What is needed ▸ Using the data below, gather each line that includes the word "this".

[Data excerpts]
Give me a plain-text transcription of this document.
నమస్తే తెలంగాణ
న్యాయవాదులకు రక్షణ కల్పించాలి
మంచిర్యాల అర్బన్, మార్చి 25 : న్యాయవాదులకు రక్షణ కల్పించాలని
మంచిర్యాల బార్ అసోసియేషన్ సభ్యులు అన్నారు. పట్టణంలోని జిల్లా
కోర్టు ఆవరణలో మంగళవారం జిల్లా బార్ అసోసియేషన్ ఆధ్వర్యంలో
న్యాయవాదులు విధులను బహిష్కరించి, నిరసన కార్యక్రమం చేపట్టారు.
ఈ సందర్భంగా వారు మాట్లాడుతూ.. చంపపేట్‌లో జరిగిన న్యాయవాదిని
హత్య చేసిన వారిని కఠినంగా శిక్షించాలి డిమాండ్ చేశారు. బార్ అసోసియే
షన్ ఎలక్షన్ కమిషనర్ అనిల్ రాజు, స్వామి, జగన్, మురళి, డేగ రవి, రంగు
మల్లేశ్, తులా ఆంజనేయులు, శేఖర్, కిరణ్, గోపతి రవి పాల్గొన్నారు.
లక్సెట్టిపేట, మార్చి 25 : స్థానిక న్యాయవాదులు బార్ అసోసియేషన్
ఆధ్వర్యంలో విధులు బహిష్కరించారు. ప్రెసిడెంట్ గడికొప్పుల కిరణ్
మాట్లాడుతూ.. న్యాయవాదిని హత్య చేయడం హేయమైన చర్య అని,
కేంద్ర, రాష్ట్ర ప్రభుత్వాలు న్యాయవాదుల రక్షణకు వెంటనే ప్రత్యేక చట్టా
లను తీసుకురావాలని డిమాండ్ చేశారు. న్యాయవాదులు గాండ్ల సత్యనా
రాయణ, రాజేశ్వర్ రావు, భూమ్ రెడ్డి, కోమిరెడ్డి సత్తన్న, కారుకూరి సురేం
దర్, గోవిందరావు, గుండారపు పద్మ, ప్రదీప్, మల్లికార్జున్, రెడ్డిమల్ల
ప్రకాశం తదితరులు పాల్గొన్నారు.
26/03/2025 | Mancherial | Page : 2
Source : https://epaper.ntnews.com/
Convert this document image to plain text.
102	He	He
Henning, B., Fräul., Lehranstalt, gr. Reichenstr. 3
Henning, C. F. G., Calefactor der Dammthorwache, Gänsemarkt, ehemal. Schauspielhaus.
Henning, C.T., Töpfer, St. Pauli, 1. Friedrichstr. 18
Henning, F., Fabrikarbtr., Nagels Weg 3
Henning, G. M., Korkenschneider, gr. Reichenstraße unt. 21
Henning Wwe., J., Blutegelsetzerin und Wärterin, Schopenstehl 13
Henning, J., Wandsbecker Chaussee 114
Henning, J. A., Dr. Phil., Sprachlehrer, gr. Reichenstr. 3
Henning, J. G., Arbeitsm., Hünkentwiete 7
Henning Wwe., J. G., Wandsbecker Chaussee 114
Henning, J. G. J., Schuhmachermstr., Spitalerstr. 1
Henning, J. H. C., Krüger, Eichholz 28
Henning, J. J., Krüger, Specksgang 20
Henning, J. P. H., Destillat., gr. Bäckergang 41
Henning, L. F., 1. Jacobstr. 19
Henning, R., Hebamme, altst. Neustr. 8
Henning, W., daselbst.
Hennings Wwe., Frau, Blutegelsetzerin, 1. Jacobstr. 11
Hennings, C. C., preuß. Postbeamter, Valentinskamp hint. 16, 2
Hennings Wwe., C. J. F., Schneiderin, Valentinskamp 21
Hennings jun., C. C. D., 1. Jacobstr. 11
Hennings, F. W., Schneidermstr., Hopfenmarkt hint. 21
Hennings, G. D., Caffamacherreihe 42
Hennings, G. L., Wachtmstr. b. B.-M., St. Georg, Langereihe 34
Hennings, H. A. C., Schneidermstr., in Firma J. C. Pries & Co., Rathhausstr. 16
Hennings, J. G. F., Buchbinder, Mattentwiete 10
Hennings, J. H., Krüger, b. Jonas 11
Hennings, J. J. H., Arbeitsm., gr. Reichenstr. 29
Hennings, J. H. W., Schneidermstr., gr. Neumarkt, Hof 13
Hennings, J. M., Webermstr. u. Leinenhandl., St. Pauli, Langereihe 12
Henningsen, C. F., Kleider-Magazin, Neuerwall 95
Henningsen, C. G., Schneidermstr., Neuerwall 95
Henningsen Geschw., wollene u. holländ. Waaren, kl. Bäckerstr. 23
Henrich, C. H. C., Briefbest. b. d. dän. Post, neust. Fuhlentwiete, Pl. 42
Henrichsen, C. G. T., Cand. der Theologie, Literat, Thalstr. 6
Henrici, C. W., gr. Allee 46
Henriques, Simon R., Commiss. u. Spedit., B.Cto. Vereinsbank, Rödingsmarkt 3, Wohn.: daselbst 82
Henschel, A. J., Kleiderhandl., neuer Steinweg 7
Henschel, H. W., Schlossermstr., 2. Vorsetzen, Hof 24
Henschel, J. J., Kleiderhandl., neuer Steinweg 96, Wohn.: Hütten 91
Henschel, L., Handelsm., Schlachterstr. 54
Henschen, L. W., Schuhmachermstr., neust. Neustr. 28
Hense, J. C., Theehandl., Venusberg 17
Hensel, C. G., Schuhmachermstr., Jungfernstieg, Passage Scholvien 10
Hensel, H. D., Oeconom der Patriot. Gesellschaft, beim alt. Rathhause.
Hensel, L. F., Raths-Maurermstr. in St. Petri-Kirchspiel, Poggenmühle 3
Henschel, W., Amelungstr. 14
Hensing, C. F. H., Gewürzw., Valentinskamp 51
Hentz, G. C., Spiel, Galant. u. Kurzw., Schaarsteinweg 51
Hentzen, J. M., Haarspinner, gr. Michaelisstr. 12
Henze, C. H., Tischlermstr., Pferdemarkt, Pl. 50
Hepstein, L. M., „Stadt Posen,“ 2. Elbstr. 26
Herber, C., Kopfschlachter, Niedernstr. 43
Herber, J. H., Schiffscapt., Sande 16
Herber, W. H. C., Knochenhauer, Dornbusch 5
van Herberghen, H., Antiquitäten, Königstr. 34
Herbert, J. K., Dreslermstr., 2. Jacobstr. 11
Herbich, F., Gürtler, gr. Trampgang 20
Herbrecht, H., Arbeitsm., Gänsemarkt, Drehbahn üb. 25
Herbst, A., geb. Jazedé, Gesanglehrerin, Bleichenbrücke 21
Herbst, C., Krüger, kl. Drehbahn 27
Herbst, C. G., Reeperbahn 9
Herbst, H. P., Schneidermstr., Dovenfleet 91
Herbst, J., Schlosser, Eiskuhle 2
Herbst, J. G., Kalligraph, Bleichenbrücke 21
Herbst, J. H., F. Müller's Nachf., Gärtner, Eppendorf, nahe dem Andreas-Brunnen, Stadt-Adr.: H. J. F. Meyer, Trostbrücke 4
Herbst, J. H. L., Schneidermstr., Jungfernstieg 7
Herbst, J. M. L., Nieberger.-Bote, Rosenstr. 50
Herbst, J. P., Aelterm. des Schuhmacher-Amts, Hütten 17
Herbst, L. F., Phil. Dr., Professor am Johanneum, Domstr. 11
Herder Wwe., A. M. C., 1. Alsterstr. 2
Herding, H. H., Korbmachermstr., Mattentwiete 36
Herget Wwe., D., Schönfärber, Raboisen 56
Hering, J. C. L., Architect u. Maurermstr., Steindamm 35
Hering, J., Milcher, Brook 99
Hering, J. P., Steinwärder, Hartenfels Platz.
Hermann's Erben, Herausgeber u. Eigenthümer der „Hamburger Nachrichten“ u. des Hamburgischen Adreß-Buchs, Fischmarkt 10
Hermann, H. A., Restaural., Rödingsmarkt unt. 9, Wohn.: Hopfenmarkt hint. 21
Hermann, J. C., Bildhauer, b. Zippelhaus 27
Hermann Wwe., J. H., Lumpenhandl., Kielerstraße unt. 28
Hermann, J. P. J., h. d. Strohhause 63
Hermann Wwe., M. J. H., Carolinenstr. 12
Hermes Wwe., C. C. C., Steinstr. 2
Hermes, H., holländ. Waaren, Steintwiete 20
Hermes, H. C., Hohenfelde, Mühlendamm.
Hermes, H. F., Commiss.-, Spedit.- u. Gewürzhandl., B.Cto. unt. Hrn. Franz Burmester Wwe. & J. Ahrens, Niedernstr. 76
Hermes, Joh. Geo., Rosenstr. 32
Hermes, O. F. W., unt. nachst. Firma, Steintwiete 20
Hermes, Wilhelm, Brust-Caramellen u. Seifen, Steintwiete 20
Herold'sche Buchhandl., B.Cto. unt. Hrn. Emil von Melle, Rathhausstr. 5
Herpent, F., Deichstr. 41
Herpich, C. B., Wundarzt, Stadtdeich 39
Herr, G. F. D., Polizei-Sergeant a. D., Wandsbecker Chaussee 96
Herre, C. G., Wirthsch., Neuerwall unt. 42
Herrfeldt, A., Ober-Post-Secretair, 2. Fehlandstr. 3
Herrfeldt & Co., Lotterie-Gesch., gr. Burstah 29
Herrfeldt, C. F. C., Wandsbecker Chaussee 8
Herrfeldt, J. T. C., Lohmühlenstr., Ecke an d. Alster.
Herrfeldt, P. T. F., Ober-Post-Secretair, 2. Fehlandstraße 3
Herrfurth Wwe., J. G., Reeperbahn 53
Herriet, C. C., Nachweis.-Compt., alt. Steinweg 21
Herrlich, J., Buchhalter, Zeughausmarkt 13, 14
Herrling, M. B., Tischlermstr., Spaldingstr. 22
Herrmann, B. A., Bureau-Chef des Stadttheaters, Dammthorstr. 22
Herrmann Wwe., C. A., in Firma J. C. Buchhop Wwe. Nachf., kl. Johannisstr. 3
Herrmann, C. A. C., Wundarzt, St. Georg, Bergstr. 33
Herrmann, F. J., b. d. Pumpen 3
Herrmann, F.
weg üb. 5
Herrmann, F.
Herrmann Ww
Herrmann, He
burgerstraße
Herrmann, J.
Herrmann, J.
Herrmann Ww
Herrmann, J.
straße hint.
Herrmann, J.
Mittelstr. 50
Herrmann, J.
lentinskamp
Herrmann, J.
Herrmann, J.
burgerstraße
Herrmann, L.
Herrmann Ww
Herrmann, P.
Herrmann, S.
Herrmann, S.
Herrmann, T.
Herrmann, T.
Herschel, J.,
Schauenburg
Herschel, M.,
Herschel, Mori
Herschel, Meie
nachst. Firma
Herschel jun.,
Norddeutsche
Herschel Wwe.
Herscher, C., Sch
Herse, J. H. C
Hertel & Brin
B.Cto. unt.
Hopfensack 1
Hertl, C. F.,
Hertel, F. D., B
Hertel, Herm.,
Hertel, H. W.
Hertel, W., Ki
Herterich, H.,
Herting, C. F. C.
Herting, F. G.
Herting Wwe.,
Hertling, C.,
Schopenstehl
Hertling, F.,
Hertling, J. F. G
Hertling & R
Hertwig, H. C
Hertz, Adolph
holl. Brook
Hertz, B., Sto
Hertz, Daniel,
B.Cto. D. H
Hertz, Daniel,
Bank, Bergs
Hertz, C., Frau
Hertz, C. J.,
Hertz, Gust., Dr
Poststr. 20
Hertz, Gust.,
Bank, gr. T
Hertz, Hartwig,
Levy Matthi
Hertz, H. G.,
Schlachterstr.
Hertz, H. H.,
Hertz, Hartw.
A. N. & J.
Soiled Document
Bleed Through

Task solution ▸
Give me a plain-text transcription of this document.
Convert this document image to plain text.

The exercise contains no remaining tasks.